Task statement: Select the lines below containing the word "Microsoft".

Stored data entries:
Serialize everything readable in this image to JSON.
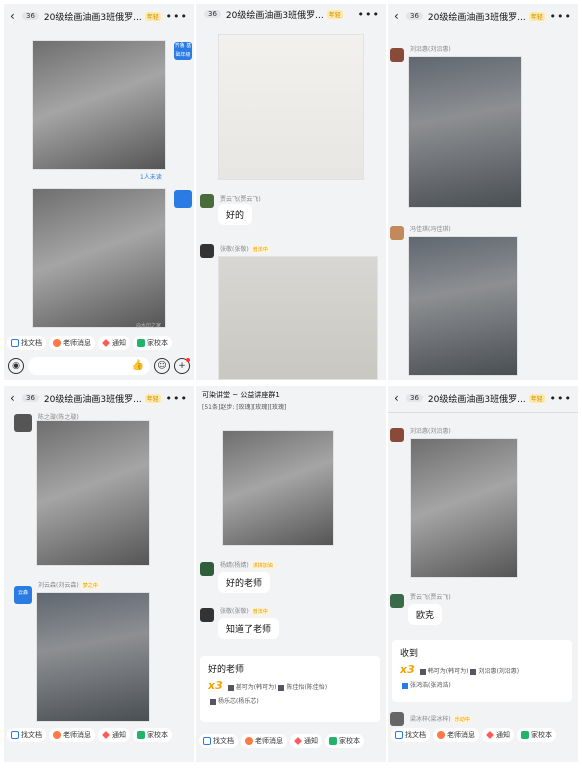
{
  "header": {
    "badge": "36",
    "title": "20级绘画油画3班俄罗...",
    "vip_label": "年轻",
    "more": "•••"
  },
  "panel1": {
    "read_badge": "1人未读",
    "avatar_label": "齐鲁 基础年级",
    "watermark": "@水印之家"
  },
  "panel2": {
    "sender1": "贾云飞(贾云飞)",
    "msg1": "好的",
    "sender2": "张敬(张敬)",
    "sender2_tag": "普法中"
  },
  "panel3": {
    "sender1": "刘沿惠(刘沿惠)",
    "sender2": "冯佳琪(冯佳琪)"
  },
  "panel4": {
    "sender1": "陈之璇(陈之璇)",
    "sender2": "刘云森(刘云森)",
    "sender2_tag": "梦之中",
    "avatar_label": "云森"
  },
  "panel5": {
    "group_title": "可染讲堂 ~ 公益讲座群1",
    "group_sub": "[51条]赵步: [玫瑰][玫瑰][玫瑰]",
    "sender1": "杨婧(杨婧)",
    "sender1_tag": "求拼加油",
    "msg1": "好的老师",
    "sender2": "张敬(张敬)",
    "sender2_tag": "普法中",
    "msg2": "知道了老师",
    "card_title": "好的老师",
    "card_count": "x3",
    "card_line1": "甚可为(韩可为)",
    "card_line1b": "陈佳怡(陈佳怡)",
    "card_line2": "杨乐芯(杨乐芯)"
  },
  "panel6": {
    "sender0": "刘沿惠(刘沿惠)",
    "sender1": "贾云飞(贾云飞)",
    "msg1": "欧克",
    "card_title": "收到",
    "card_count": "x3",
    "card_line1": "韩可为(韩可为)",
    "card_line1b": "刘沿惠(刘沿惠)",
    "card_line2": "张鸿浩(张鸿浩)",
    "sender2": "梁冰梓(梁冰梓)",
    "sender2_tag": "乐动中"
  },
  "toolbar": {
    "doc": "找文档",
    "teacher": "老师消息",
    "notice": "通知",
    "school": "家校本"
  },
  "icons": {
    "mic": "mic-icon",
    "thumb": "thumb-up-icon",
    "emoji": "emoji-icon",
    "plus": "plus-icon"
  }
}
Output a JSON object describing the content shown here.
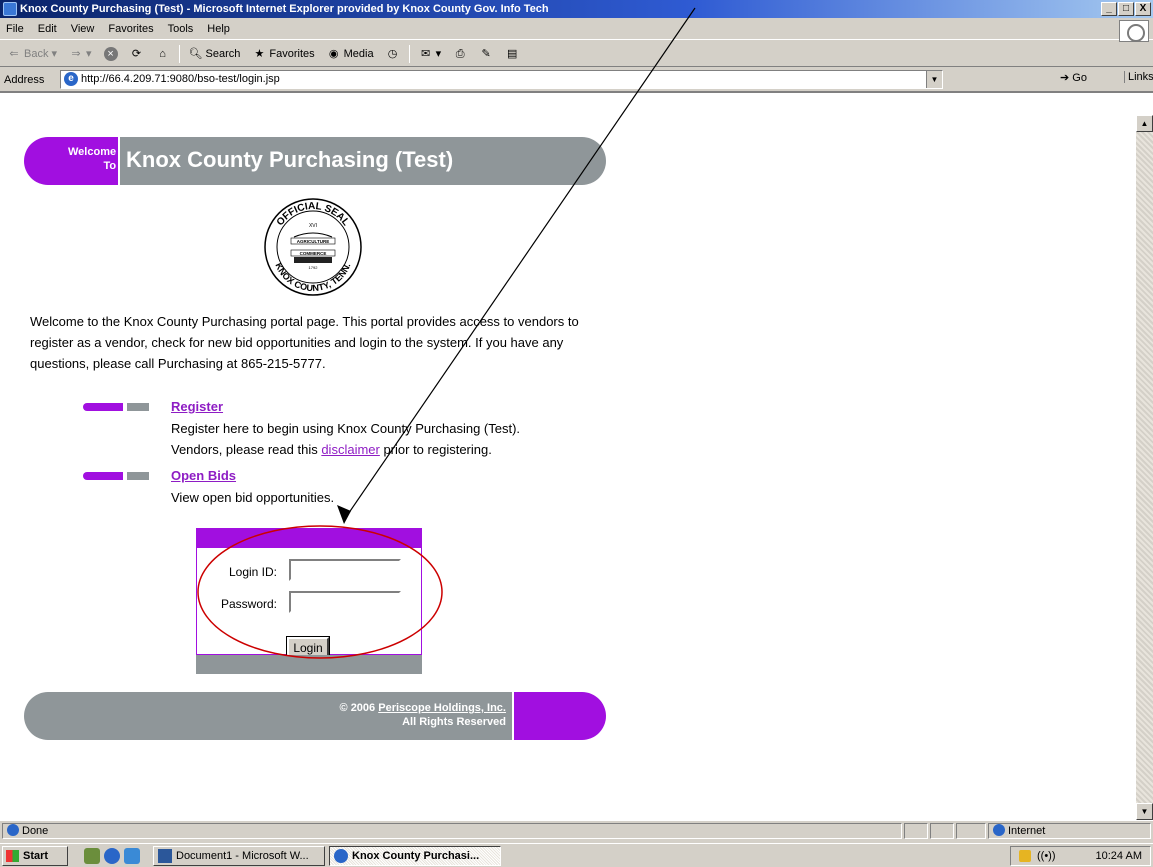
{
  "window": {
    "title": "Knox County Purchasing (Test) - Microsoft Internet Explorer provided by Knox County Gov. Info Tech",
    "min": "_",
    "max": "□",
    "close": "X"
  },
  "menu": [
    "File",
    "Edit",
    "View",
    "Favorites",
    "Tools",
    "Help"
  ],
  "toolbar": {
    "back": "Back",
    "search": "Search",
    "favorites": "Favorites",
    "media": "Media"
  },
  "address": {
    "label": "Address",
    "url": "http://66.4.209.71:9080/bso-test/login.jsp",
    "go": "Go",
    "links": "Links"
  },
  "page": {
    "welcome_line1": "Welcome",
    "welcome_line2": "To",
    "title": "Knox County Purchasing (Test)",
    "seal_text_top": "OFFICIAL SEAL",
    "seal_text_bottom": "KNOX COUNTY, TENN.",
    "seal_inner": [
      "XVI",
      "AGRICULTURE",
      "COMMERCE",
      "1792"
    ],
    "intro": "Welcome to the Knox County Purchasing portal page. This portal provides access to vendors to register as a vendor, check for new bid opportunities and login to the system. If you have any questions, please call Purchasing at 865-215-5777.",
    "register": {
      "title": "Register",
      "desc1": "Register here to begin using Knox County Purchasing (Test).",
      "desc2_pre": "Vendors, please read this ",
      "desc2_link": "disclaimer",
      "desc2_post": " prior to registering."
    },
    "open_bids": {
      "title": "Open Bids",
      "desc": "View open bid opportunities."
    },
    "login": {
      "login_id_label": "Login ID:",
      "login_id_value": "",
      "password_label": "Password:",
      "password_value": "",
      "button": "Login"
    },
    "footer": {
      "copy_prefix": "© 2006 ",
      "company": "Periscope Holdings, Inc.",
      "rights": "All Rights Reserved"
    }
  },
  "status": {
    "text": "Done",
    "zone": "Internet"
  },
  "taskbar": {
    "start": "Start",
    "tasks": [
      {
        "label": "Document1 - Microsoft W...",
        "active": false
      },
      {
        "label": "Knox County Purchasi...",
        "active": true
      }
    ],
    "clock": "10:24 AM"
  },
  "colors": {
    "purple": "#a10fe0",
    "gray": "#8f9699",
    "link": "#8e1cc4",
    "annotation": "#cc0000"
  }
}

Solution to the exercise:
    "title": "Knox County Purchasing (Test) - Microsoft Internet Explorer provided by Knox County Gov. Info Tech",
        "label": "Document1 - Microsoft W...",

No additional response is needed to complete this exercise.